Find the string "JSON" in the data, then copy every line where it is found.

_Task input_.
## begin

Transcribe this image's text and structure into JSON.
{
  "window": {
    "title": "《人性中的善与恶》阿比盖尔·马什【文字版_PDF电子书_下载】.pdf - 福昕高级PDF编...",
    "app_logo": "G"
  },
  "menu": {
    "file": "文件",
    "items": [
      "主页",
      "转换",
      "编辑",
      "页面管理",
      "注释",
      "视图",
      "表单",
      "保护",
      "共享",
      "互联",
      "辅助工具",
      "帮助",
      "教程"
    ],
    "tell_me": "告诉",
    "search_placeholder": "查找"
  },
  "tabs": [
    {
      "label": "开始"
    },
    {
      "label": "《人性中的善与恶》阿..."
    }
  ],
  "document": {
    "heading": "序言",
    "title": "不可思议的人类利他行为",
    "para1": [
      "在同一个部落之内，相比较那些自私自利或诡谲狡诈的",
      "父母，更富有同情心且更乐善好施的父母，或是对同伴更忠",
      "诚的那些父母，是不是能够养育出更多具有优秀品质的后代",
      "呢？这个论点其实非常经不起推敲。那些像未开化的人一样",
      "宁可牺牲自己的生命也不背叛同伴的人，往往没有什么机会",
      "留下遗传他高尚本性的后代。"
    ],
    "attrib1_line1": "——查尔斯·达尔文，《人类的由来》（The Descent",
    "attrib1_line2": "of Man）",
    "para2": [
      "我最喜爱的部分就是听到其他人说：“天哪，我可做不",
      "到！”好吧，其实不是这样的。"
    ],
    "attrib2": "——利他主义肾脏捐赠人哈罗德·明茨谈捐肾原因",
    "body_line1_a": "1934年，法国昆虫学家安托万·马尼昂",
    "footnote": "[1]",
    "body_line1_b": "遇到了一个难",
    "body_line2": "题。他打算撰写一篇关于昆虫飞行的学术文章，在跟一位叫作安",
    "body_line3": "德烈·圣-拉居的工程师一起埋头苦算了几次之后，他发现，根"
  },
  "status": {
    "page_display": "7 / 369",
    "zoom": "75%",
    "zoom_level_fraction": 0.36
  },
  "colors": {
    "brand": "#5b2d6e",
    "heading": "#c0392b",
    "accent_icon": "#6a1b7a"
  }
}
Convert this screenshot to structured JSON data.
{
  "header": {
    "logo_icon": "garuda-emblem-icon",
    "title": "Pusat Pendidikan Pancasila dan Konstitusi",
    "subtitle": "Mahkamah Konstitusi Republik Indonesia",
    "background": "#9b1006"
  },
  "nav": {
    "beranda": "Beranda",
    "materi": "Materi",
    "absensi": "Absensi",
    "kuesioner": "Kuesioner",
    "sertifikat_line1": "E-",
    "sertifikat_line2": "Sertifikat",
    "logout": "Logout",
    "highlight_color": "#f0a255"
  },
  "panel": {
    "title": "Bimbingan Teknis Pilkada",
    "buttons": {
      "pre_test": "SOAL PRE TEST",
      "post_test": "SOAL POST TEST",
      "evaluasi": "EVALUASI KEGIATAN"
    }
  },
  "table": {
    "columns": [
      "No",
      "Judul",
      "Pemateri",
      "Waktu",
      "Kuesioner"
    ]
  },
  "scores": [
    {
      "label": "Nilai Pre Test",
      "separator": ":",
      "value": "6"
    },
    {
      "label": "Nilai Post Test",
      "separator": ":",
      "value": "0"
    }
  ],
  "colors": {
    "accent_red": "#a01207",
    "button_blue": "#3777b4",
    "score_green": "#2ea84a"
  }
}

## end

_Reply to the task_.
Transcribe this image's text and structure into JSON.
Convert this screenshot to structured JSON data.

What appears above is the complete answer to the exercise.